== Exercise goal ==
Reproduce the lines of the material exactly, excluding every image.

== Given data ==
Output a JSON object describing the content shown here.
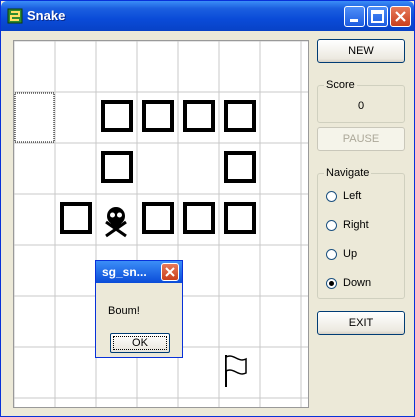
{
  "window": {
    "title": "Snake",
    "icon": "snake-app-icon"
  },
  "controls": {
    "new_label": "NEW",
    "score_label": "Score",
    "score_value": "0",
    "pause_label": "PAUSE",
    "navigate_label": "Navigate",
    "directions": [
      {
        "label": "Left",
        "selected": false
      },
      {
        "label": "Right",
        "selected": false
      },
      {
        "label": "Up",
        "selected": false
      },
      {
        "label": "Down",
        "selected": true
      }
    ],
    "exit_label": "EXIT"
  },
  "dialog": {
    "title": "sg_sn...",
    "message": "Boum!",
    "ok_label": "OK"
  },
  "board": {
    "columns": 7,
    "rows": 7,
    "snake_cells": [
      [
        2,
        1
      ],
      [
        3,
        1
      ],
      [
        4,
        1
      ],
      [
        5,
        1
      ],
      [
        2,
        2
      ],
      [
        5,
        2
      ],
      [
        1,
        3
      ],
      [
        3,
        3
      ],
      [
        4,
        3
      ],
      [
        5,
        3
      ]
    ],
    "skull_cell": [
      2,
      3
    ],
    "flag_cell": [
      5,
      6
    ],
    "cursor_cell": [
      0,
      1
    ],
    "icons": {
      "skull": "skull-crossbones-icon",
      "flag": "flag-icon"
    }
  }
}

== Answer ==
Output a JSON object describing the content shown here.
{
  "window": {
    "title": "Snake",
    "icon": "snake-app-icon"
  },
  "controls": {
    "new_label": "NEW",
    "score_label": "Score",
    "score_value": "0",
    "pause_label": "PAUSE",
    "navigate_label": "Navigate",
    "directions": [
      {
        "label": "Left",
        "selected": false
      },
      {
        "label": "Right",
        "selected": false
      },
      {
        "label": "Up",
        "selected": false
      },
      {
        "label": "Down",
        "selected": true
      }
    ],
    "exit_label": "EXIT"
  },
  "dialog": {
    "title": "sg_sn...",
    "message": "Boum!",
    "ok_label": "OK"
  },
  "board": {
    "columns": 7,
    "rows": 7,
    "snake_cells": [
      [
        2,
        1
      ],
      [
        3,
        1
      ],
      [
        4,
        1
      ],
      [
        5,
        1
      ],
      [
        2,
        2
      ],
      [
        5,
        2
      ],
      [
        1,
        3
      ],
      [
        3,
        3
      ],
      [
        4,
        3
      ],
      [
        5,
        3
      ]
    ],
    "skull_cell": [
      2,
      3
    ],
    "flag_cell": [
      5,
      6
    ],
    "cursor_cell": [
      0,
      1
    ],
    "icons": {
      "skull": "skull-crossbones-icon",
      "flag": "flag-icon"
    }
  }
}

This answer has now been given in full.